Consigne 1 -
Veuillez indiquer si chacune des affirmations suivantes concorde avec l'extrait, par oui ou par non, en citant les mots décisifs de l'extrait : (a) l'opéra est tiré d'un livre de Jonathan Littell ; (b) Maximilien Aue est un officier nazi ayant réellement existé ; (c) le livre a obtenu le prix Goncourt en 2006.
Consigne 2 -
Renvoyez sans modification le passage de l'extrait situé entre "Les attentes étaient" et "d’Hitler à Berlin.", ces deux bornes comprises.
Consigne 3 -
D'après l'extrait, pourquoi le thème de l'opéra est-il sensible ? Répondez en une à trois phrases.

═════ Extrait du document

Les attentes étaient élevées : la création d’un nouvel opéra, avec une véritable histoire et de véritables personnages (pas juste "soprano 1" et "ténor 2"), avec un orchestre symphonique complet, tiré d’un livre événement (Les Bienveillantes de Jonathan Littell, prix du Roman de l’Académie française et prix Goncourt en 2006). Qui plus est sur un thème sensible, particulièrement dans une ville comme Anvers et en ces temps de résurgence de l’antisémitisme : les souvenirs, fictifs mais éminemment réalistes, de Maximilien Aue, un officier nazi imaginaire passé par Babi Yar, Stalingrad, Auschwitz et finalement le bunker d’Hitler à Berlin.

══════════
═════ Données fournies

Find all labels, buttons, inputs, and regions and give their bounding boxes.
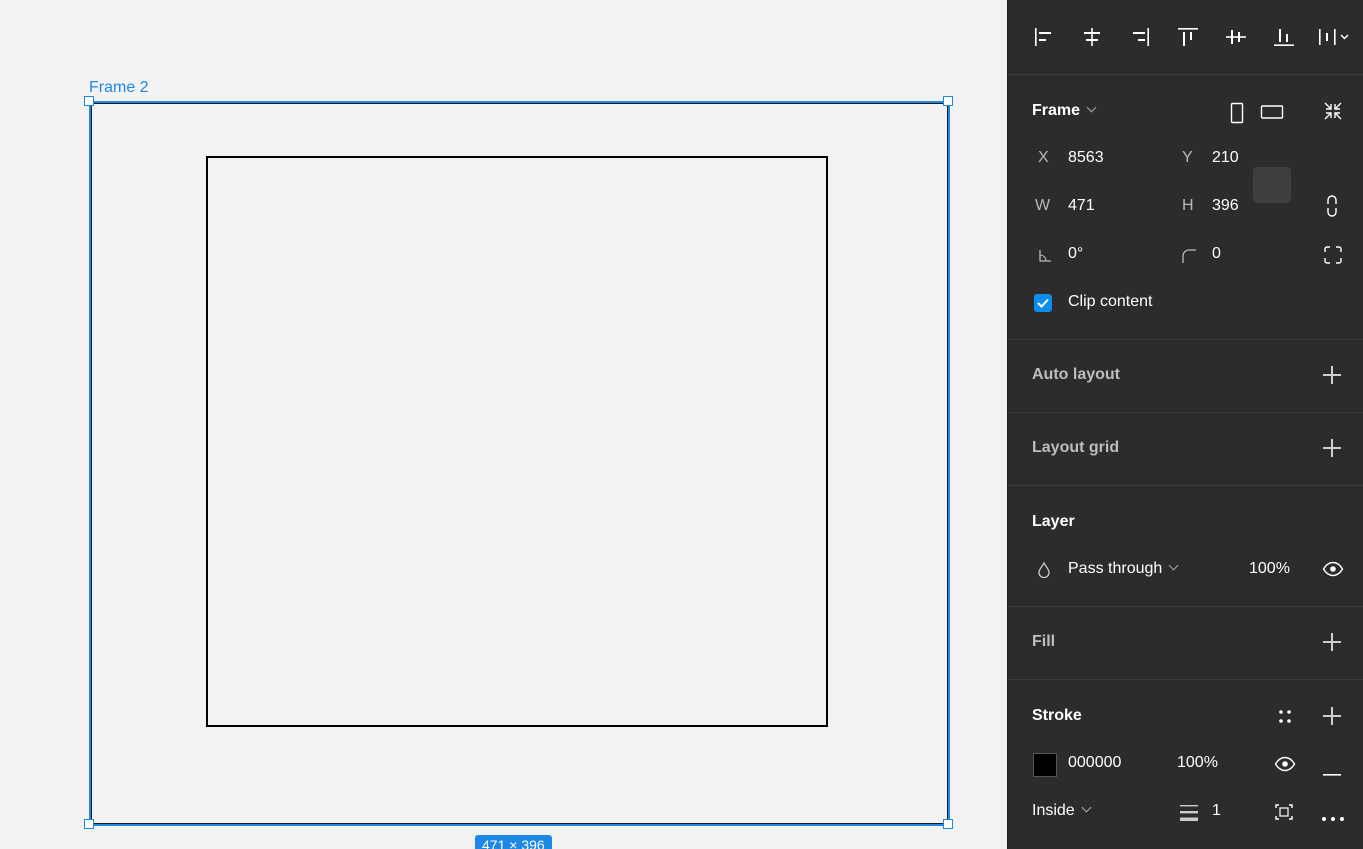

══════════

Réponse complète 1 -
(a) Oui : « tiré d’un livre événement (Les Bienveillantes de Jonathan Littell »
(b) Non : « un officier nazi imaginaire »
(c) Oui : « prix Goncourt en 2006 »

Réponse complète 2 -
Les attentes étaient élevées : la création d’un nouvel opéra, avec une véritable histoire et de véritables personnages (pas juste "soprano 1" et "ténor 2"), avec un orchestre symphonique complet, tiré d’un livre événement (Les Bienveillantes de Jonathan Littell, prix du Roman de l’Académie française et prix Goncourt en 2006). Qui plus est sur un thème sensible, particulièrement dans une ville comme Anvers et en ces temps de résurgence de l’antisémitisme : les souvenirs, fictifs mais éminemment réalistes, de Maximilien Aue, un officier nazi imaginaire passé par Babi Yar, Stalingrad, Auschwitz et finalement le bunker d’Hitler à Berlin.

Réponse complète 3 -
L'opéra raconte les souvenirs, fictifs mais éminemment réalistes, de Maximilien Aue, un officier nazi imaginaire passé par Babi Yar, Stalingrad, Auschwitz et le bunker d'Hitler à Berlin. L'extrait précise que ce thème est particulièrement sensible dans une ville comme Anvers et en ces temps de résurgence de l'antisémitisme.